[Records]
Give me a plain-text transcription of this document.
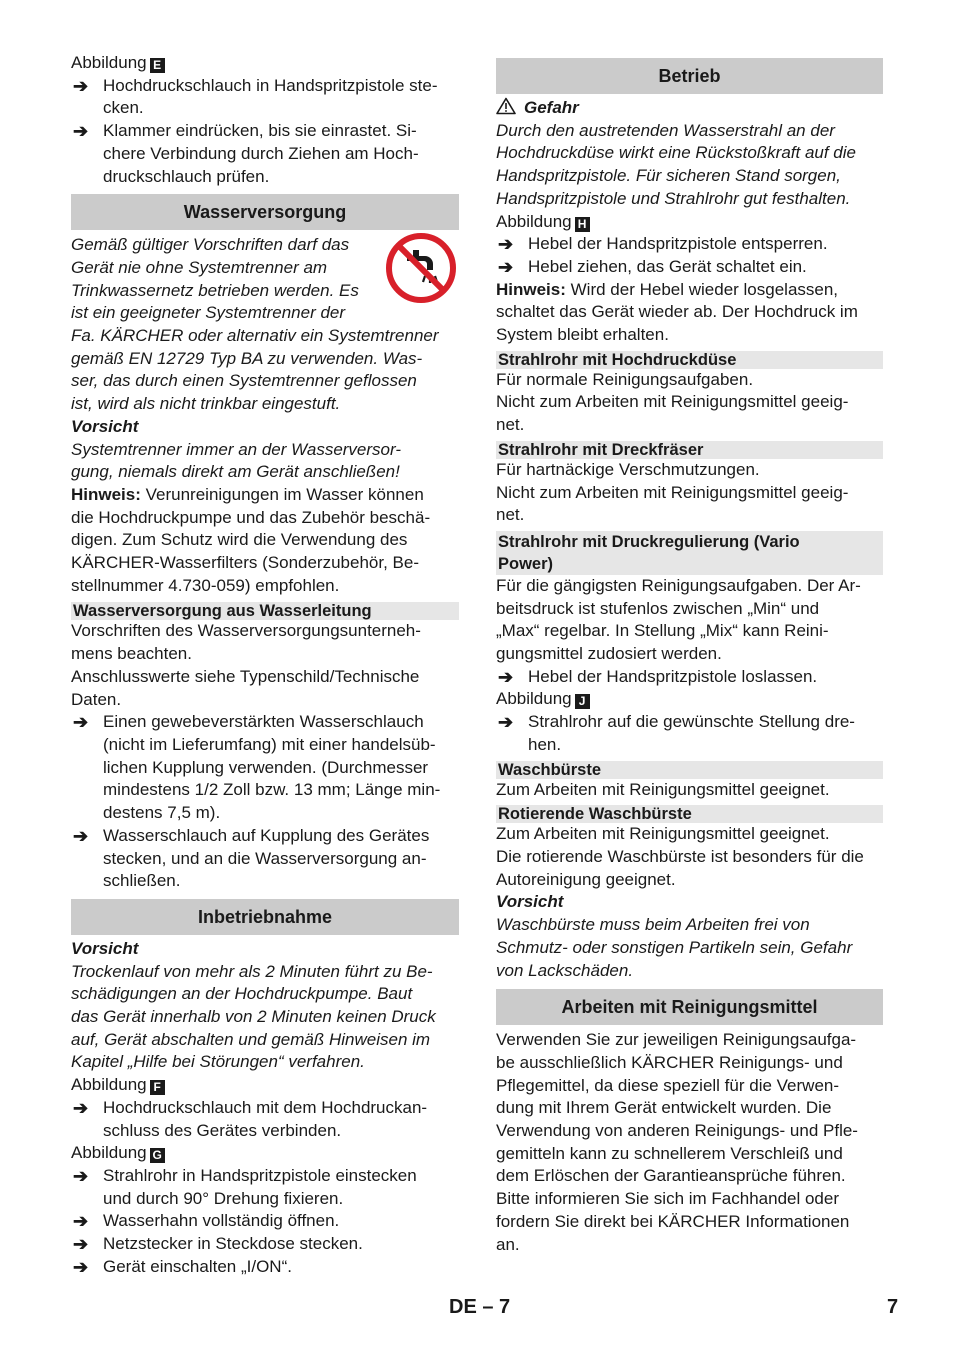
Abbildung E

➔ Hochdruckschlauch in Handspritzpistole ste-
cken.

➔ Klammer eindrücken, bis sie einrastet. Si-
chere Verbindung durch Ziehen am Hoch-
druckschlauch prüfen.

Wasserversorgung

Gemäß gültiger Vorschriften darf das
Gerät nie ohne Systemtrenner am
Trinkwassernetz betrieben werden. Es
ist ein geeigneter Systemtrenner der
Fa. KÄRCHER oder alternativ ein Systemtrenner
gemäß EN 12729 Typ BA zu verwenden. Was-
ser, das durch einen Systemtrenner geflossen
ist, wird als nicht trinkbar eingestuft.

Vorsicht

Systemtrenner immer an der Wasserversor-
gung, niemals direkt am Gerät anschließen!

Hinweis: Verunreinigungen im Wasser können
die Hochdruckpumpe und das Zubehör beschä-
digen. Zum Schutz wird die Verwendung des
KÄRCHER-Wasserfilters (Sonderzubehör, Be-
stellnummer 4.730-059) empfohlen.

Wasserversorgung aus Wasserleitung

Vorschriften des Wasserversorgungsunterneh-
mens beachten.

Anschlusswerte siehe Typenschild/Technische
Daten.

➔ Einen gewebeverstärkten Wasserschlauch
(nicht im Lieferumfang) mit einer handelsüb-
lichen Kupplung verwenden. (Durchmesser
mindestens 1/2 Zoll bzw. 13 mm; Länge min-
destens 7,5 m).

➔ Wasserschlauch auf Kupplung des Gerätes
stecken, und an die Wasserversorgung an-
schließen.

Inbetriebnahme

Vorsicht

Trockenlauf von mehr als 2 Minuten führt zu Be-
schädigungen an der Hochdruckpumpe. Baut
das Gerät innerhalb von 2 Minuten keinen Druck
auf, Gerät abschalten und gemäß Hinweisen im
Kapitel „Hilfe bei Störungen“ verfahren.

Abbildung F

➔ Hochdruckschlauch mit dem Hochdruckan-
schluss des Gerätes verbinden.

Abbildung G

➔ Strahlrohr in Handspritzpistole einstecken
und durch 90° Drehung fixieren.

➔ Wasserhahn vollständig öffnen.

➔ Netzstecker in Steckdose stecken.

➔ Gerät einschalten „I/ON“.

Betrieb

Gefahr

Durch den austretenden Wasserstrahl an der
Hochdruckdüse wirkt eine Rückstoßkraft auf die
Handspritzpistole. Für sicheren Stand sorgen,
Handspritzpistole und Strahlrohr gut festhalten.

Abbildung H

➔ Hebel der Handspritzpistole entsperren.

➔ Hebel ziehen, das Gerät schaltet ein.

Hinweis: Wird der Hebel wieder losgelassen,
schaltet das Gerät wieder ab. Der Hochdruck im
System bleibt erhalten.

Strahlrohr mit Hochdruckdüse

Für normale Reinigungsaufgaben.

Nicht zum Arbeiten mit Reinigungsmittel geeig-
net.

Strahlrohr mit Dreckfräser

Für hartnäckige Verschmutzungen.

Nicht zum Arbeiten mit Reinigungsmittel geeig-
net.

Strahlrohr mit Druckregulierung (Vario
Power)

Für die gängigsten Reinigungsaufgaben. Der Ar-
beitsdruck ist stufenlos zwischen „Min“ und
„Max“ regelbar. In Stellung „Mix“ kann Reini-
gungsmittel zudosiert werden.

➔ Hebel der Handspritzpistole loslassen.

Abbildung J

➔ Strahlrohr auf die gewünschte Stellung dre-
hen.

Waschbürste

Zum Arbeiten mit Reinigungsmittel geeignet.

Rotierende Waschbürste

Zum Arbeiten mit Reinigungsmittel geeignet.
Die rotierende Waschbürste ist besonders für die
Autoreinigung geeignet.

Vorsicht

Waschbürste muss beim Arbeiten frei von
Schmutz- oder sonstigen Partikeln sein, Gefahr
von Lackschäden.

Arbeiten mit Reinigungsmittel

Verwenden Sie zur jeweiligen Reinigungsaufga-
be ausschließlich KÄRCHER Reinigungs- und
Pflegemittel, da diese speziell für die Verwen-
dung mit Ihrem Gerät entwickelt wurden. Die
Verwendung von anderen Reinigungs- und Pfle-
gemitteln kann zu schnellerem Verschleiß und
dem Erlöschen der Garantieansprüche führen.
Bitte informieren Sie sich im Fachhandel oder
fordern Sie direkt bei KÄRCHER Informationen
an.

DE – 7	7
--
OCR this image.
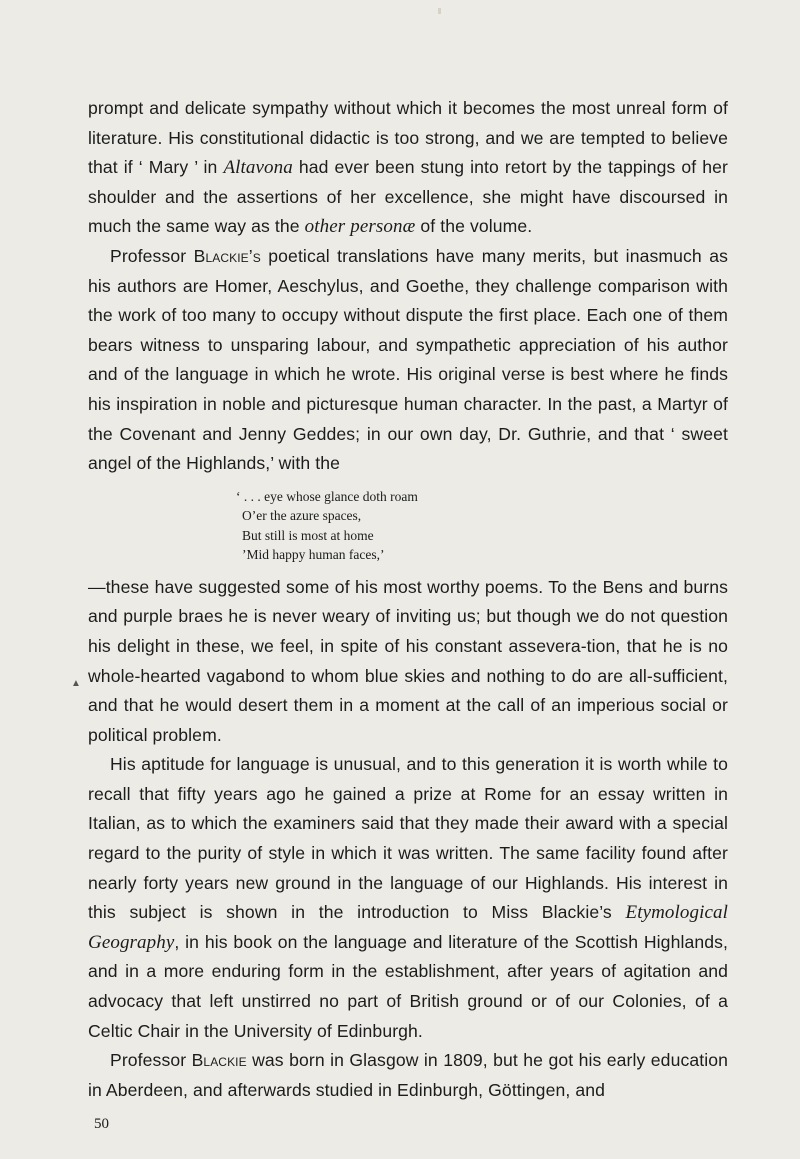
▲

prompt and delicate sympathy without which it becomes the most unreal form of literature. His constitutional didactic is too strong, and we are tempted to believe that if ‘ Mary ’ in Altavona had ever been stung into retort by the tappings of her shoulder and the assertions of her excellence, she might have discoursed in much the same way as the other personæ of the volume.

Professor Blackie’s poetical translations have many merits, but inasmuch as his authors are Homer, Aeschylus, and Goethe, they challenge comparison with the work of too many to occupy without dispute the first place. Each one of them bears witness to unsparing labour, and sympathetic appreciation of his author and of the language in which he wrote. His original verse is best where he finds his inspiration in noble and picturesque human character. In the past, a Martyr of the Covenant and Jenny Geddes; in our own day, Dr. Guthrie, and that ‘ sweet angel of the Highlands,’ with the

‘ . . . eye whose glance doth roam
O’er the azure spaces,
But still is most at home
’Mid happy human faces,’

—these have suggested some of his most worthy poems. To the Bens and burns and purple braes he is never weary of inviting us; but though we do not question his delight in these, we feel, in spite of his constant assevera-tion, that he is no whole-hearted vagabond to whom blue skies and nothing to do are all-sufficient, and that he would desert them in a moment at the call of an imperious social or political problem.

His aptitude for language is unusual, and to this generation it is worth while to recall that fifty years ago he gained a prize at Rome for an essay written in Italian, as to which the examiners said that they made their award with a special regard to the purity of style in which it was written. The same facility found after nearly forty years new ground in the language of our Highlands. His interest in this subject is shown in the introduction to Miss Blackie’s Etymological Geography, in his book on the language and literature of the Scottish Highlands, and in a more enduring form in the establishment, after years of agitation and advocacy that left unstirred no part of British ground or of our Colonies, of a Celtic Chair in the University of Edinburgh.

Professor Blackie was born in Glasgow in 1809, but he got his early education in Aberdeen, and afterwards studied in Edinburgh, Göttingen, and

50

## What is asked:
Only the number is wanted: how many lines in the data include the string "Waschbürste"?

## The completed task:
4